EXERCISE =>
Provide the data again in its entirety, exactly as given.

■ ■ ■ ■

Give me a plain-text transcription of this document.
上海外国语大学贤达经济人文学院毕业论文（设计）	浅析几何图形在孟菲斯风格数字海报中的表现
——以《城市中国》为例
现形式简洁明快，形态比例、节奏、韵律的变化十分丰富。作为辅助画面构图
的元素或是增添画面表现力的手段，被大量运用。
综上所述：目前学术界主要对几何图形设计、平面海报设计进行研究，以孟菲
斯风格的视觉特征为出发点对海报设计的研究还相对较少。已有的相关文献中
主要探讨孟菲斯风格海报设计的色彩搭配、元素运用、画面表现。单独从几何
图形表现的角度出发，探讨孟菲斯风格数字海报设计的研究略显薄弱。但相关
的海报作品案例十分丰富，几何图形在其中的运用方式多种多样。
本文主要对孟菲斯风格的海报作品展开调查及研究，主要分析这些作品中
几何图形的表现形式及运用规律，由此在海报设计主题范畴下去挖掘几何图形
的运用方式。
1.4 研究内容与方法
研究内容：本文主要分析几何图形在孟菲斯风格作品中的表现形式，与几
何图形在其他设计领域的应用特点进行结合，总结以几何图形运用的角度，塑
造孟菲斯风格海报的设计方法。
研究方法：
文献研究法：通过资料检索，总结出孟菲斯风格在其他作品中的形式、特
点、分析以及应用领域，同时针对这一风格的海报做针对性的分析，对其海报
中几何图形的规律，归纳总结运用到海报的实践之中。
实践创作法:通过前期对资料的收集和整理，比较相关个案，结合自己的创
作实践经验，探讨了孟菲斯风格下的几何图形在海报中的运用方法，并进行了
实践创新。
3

■ ■ ■ ■

OUTPUT OF THE TASK =>
Give me a plain-text transcription of this document.
上海外国语大学贤达经济人文学院毕业论文（设计）	浅析几何图形在孟菲斯风格数字海报中的表现
——以《城市中国》为例
现形式简洁明快，形态比例、节奏、韵律的变化十分丰富。作为辅助画面构图
的元素或是增添画面表现力的手段，被大量运用。
综上所述：目前学术界主要对几何图形设计、平面海报设计进行研究，以孟菲
斯风格的视觉特征为出发点对海报设计的研究还相对较少。已有的相关文献中
主要探讨孟菲斯风格海报设计的色彩搭配、元素运用、画面表现。单独从几何
图形表现的角度出发，探讨孟菲斯风格数字海报设计的研究略显薄弱。但相关
的海报作品案例十分丰富，几何图形在其中的运用方式多种多样。
本文主要对孟菲斯风格的海报作品展开调查及研究，主要分析这些作品中
几何图形的表现形式及运用规律，由此在海报设计主题范畴下去挖掘几何图形
的运用方式。
1.4 研究内容与方法
研究内容：本文主要分析几何图形在孟菲斯风格作品中的表现形式，与几
何图形在其他设计领域的应用特点进行结合，总结以几何图形运用的角度，塑
造孟菲斯风格海报的设计方法。
研究方法：
文献研究法：通过资料检索，总结出孟菲斯风格在其他作品中的形式、特
点、分析以及应用领域，同时针对这一风格的海报做针对性的分析，对其海报
中几何图形的规律，归纳总结运用到海报的实践之中。
实践创作法:通过前期对资料的收集和整理，比较相关个案，结合自己的创
作实践经验，探讨了孟菲斯风格下的几何图形在海报中的运用方法，并进行了
实践创新。
3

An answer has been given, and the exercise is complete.